Entries shown:
=====

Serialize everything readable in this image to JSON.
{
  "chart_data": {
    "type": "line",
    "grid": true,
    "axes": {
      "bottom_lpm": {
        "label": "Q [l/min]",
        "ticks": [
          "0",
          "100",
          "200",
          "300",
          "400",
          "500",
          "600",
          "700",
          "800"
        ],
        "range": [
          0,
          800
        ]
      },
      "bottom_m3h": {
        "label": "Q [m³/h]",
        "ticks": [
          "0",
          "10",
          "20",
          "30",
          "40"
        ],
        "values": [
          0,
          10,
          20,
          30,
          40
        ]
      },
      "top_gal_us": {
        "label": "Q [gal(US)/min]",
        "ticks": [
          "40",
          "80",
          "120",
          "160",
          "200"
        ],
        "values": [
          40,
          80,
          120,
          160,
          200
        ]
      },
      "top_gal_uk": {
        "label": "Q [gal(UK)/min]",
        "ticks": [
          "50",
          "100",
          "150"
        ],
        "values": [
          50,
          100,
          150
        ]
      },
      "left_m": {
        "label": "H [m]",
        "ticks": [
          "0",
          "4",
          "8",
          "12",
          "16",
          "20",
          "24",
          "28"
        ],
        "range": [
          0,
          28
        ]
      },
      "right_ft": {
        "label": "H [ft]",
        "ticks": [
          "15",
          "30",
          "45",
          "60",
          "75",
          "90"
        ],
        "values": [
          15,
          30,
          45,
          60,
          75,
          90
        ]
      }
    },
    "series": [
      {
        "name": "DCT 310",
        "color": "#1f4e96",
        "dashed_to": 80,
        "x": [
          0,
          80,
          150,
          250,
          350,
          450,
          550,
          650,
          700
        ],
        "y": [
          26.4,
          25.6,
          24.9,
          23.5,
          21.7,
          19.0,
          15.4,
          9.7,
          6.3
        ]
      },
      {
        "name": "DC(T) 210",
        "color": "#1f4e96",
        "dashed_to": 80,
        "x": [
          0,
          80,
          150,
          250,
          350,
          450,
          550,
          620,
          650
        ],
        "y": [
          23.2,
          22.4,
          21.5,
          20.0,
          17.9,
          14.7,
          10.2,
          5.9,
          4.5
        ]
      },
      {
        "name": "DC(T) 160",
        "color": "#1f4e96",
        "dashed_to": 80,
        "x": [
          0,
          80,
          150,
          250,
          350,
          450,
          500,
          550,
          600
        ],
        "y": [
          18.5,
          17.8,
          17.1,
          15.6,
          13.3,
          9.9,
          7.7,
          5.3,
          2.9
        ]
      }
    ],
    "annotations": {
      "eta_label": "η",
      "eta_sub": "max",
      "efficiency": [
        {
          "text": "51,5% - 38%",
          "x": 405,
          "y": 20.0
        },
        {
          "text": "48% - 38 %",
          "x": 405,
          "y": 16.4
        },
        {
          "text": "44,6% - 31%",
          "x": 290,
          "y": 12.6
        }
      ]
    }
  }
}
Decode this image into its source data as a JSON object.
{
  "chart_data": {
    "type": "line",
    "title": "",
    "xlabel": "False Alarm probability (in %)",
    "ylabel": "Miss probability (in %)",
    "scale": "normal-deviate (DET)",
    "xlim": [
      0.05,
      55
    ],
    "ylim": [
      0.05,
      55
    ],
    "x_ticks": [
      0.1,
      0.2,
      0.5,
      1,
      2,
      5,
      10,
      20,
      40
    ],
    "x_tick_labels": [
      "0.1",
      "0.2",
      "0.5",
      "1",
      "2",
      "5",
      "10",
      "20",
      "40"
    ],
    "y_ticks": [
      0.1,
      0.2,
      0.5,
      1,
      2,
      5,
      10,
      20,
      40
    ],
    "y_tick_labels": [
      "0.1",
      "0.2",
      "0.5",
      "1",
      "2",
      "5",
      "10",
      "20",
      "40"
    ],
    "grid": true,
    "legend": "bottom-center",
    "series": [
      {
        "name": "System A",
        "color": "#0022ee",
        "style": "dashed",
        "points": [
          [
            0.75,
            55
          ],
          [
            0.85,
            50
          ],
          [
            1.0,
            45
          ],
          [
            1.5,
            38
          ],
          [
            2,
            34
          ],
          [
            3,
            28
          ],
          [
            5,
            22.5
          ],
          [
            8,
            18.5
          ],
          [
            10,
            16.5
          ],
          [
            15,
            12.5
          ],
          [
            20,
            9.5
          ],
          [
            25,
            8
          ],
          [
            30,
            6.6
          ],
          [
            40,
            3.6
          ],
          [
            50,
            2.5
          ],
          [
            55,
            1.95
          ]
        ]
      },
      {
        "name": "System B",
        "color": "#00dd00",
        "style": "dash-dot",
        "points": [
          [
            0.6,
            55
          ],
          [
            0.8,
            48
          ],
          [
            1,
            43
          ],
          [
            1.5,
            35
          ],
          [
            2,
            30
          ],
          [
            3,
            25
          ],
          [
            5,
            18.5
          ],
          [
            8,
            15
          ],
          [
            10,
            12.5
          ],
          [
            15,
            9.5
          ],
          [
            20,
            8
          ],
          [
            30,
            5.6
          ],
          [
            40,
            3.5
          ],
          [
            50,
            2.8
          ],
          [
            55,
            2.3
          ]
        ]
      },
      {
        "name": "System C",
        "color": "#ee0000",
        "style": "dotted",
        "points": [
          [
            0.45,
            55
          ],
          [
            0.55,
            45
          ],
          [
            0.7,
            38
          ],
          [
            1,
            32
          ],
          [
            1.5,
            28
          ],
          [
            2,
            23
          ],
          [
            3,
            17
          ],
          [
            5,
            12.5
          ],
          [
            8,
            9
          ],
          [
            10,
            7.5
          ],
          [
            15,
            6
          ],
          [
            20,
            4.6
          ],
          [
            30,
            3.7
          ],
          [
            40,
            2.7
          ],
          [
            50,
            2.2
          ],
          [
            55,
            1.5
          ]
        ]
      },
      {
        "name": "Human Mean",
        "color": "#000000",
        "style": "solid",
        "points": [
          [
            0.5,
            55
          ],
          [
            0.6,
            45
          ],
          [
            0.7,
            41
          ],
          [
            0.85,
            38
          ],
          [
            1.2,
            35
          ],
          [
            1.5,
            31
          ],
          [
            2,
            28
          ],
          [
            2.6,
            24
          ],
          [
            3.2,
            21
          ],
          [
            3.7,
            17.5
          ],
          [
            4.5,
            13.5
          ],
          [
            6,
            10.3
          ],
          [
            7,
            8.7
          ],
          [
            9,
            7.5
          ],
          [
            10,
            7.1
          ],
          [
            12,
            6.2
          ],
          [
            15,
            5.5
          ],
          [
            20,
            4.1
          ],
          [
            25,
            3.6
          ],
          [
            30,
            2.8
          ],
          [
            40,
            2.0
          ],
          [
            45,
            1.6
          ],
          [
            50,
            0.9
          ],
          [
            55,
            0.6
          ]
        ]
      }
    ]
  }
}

=====

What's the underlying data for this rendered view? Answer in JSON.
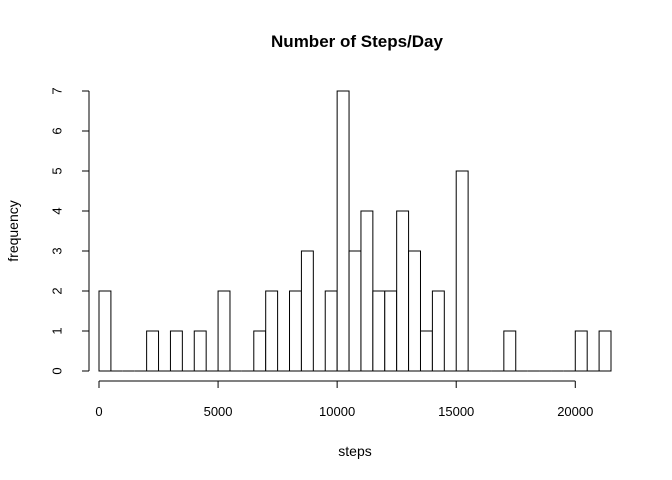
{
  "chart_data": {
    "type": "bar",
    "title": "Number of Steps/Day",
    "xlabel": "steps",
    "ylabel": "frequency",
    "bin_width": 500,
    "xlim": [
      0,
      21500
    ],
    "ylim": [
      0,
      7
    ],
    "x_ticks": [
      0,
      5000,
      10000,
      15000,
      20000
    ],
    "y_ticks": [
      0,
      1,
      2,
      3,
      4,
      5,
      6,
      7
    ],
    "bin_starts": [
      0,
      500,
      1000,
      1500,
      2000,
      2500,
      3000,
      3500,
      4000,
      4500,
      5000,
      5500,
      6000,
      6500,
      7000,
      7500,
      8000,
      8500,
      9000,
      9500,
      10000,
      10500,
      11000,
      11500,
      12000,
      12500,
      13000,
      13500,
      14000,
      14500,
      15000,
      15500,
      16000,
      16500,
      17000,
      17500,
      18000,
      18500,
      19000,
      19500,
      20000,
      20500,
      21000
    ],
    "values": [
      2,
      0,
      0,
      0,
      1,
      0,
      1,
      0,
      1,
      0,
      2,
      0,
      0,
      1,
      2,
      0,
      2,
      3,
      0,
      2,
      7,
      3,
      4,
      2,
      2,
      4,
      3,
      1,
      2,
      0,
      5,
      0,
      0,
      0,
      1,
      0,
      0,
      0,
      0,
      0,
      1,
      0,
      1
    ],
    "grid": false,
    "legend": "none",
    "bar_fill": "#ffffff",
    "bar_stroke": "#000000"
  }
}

=====

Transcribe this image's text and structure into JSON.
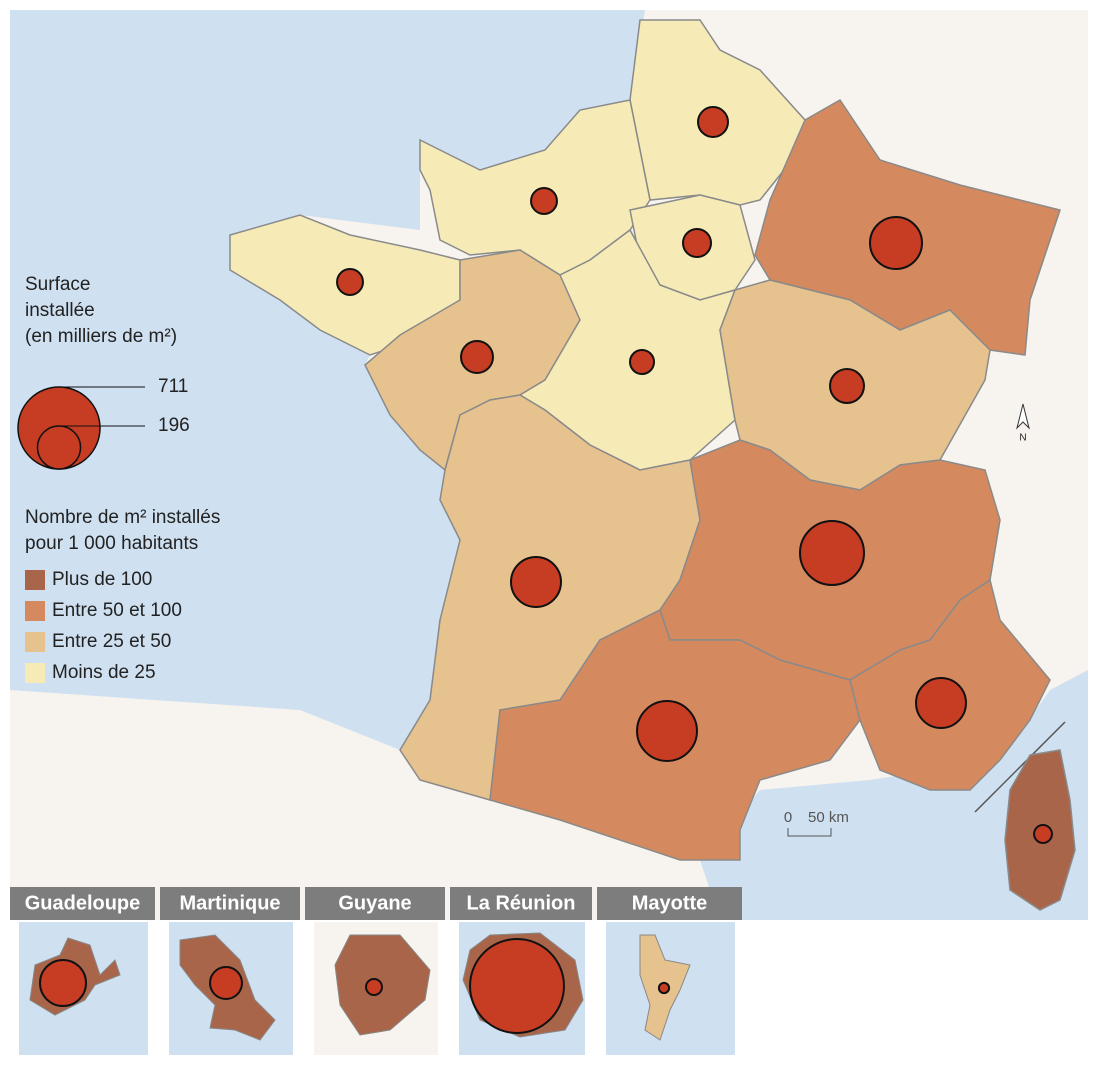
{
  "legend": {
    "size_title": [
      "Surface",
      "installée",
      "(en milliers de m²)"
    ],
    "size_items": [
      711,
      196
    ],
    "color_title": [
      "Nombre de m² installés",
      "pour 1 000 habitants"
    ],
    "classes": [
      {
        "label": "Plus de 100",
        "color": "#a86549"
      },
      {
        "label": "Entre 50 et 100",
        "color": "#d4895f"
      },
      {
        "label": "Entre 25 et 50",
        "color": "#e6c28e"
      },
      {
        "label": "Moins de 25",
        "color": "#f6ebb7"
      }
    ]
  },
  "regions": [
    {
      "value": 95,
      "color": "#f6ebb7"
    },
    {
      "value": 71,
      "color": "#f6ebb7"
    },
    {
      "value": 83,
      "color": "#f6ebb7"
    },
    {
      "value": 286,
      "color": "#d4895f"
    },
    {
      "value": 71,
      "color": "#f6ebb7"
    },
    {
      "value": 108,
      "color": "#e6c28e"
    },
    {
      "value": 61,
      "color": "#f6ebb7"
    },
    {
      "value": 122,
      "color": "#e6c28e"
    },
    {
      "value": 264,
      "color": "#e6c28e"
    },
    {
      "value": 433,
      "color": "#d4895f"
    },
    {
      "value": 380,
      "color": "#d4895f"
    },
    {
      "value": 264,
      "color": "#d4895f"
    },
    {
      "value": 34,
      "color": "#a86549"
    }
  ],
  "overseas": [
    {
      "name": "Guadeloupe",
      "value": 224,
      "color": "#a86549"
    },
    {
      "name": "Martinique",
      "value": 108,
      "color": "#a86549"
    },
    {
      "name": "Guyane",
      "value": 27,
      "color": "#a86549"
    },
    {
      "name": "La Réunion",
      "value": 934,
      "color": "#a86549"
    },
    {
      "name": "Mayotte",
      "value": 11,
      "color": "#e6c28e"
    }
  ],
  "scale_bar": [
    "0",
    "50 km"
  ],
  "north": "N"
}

=====

Task details:
Copy out every line where the word "this" occurs.

Solution to the exercise:
Serialize everything readable in this image to JSON.
Decode this image into its source data as a JSON object.
What's the underlying data for this rendered view? Answer in JSON.
Transcribe this image's text and structure into JSON.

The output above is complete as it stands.